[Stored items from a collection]
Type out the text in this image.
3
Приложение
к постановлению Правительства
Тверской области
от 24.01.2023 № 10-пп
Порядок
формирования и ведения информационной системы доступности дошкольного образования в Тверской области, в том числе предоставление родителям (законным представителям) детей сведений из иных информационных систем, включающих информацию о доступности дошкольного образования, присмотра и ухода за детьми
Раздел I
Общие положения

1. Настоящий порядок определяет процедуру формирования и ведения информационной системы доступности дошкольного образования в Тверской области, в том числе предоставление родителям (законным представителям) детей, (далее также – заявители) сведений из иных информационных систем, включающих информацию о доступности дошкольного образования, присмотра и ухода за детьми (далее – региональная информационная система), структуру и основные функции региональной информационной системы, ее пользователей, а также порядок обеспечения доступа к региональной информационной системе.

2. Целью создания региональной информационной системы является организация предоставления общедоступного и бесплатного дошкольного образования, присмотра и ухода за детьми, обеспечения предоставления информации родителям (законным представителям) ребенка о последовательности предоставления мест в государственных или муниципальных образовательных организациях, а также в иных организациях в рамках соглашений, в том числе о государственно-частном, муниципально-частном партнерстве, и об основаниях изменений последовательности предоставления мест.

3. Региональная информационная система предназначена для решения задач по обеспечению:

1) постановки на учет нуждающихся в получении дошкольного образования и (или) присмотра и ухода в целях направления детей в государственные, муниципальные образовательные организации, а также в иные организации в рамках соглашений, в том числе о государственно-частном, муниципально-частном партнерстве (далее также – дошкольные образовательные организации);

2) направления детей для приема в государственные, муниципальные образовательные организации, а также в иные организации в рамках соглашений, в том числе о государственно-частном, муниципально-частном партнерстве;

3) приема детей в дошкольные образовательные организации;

Exercise brief - Scan the entries above. Copy each line that has the string "государственные".

Written answer -
1) постановки на учет нуждающихся в получении дошкольного образования и (или) присмотра и ухода в целях направления детей в государственные, муниципальные образовательные организации, а также в иные организации в рамках соглашений, в том числе о государственно-частном, муниципально-частном партнерстве (далее также – дошкольные образовательные организации);
2) направления детей для приема в государственные, муниципальные образовательные организации, а также в иные организации в рамках соглашений, в том числе о государственно-частном, муниципально-частном партнерстве;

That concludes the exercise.